___ INPUT RECORDS

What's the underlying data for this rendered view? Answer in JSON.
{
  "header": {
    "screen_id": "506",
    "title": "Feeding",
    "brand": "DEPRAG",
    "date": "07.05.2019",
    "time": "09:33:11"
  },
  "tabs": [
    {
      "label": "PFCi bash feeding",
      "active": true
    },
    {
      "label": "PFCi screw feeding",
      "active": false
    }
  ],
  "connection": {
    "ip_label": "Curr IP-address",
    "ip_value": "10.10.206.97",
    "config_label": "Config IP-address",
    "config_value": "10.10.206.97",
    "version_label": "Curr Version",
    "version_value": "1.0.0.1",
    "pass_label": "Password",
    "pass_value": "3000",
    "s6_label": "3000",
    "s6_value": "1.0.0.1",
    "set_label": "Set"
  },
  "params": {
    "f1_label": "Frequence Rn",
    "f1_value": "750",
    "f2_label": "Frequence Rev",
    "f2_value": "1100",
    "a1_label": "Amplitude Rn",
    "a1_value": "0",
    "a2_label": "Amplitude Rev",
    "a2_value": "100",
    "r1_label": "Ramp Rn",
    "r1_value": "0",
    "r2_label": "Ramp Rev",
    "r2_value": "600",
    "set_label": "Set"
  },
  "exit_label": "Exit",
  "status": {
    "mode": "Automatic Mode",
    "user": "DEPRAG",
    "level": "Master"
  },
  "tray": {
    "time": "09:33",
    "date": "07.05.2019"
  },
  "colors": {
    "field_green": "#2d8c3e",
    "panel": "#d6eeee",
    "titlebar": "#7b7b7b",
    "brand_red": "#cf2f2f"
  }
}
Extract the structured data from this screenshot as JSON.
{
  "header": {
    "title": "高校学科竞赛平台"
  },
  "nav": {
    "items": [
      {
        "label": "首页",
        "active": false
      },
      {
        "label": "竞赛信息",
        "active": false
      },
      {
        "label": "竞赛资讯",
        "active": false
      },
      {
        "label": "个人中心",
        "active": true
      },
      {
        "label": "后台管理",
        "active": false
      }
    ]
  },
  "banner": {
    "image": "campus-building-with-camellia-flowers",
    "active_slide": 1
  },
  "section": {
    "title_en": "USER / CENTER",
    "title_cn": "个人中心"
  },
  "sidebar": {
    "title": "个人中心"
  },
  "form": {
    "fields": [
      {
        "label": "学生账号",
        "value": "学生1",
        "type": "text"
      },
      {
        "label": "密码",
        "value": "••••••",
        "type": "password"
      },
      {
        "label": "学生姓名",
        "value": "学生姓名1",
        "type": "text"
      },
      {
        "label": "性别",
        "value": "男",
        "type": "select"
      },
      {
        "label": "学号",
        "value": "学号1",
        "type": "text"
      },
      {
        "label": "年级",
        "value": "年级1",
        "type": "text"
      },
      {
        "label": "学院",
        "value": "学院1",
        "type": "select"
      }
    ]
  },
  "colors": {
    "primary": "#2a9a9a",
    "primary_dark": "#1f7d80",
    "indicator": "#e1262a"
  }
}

______

# PROBLEM DESCRIPTION
Copy each line of the data exactly, leaving nothing out.

# SOLUTION
What's the underlying data for this rendered view? Answer in JSON.
{
  "header": {
    "screen_id": "506",
    "title": "Feeding",
    "brand": "DEPRAG",
    "date": "07.05.2019",
    "time": "09:33:11"
  },
  "tabs": [
    {
      "label": "PFCi bash feeding",
      "active": true
    },
    {
      "label": "PFCi screw feeding",
      "active": false
    }
  ],
  "connection": {
    "ip_label": "Curr IP-address",
    "ip_value": "10.10.206.97",
    "config_label": "Config IP-address",
    "config_value": "10.10.206.97",
    "version_label": "Curr Version",
    "version_value": "1.0.0.1",
    "pass_label": "Password",
    "pass_value": "3000",
    "s6_label": "3000",
    "s6_value": "1.0.0.1",
    "set_label": "Set"
  },
  "params": {
    "f1_label": "Frequence Rn",
    "f1_value": "750",
    "f2_label": "Frequence Rev",
    "f2_value": "1100",
    "a1_label": "Amplitude Rn",
    "a1_value": "0",
    "a2_label": "Amplitude Rev",
    "a2_value": "100",
    "r1_label": "Ramp Rn",
    "r1_value": "0",
    "r2_label": "Ramp Rev",
    "r2_value": "600",
    "set_label": "Set"
  },
  "exit_label": "Exit",
  "status": {
    "mode": "Automatic Mode",
    "user": "DEPRAG",
    "level": "Master"
  },
  "tray": {
    "time": "09:33",
    "date": "07.05.2019"
  },
  "colors": {
    "field_green": "#2d8c3e",
    "panel": "#d6eeee",
    "titlebar": "#7b7b7b",
    "brand_red": "#cf2f2f"
  }
}
Extract the structured data from this screenshot as JSON.
{
  "header": {
    "title": "高校学科竞赛平台"
  },
  "nav": {
    "items": [
      {
        "label": "首页",
        "active": false
      },
      {
        "label": "竞赛信息",
        "active": false
      },
      {
        "label": "竞赛资讯",
        "active": false
      },
      {
        "label": "个人中心",
        "active": true
      },
      {
        "label": "后台管理",
        "active": false
      }
    ]
  },
  "banner": {
    "image": "campus-building-with-camellia-flowers",
    "active_slide": 1
  },
  "section": {
    "title_en": "USER / CENTER",
    "title_cn": "个人中心"
  },
  "sidebar": {
    "title": "个人中心"
  },
  "form": {
    "fields": [
      {
        "label": "学生账号",
        "value": "学生1",
        "type": "text"
      },
      {
        "label": "密码",
        "value": "••••••",
        "type": "password"
      },
      {
        "label": "学生姓名",
        "value": "学生姓名1",
        "type": "text"
      },
      {
        "label": "性别",
        "value": "男",
        "type": "select"
      },
      {
        "label": "学号",
        "value": "学号1",
        "type": "text"
      },
      {
        "label": "年级",
        "value": "年级1",
        "type": "text"
      },
      {
        "label": "学院",
        "value": "学院1",
        "type": "select"
      }
    ]
  },
  "colors": {
    "primary": "#2a9a9a",
    "primary_dark": "#1f7d80",
    "indicator": "#e1262a"
  }
}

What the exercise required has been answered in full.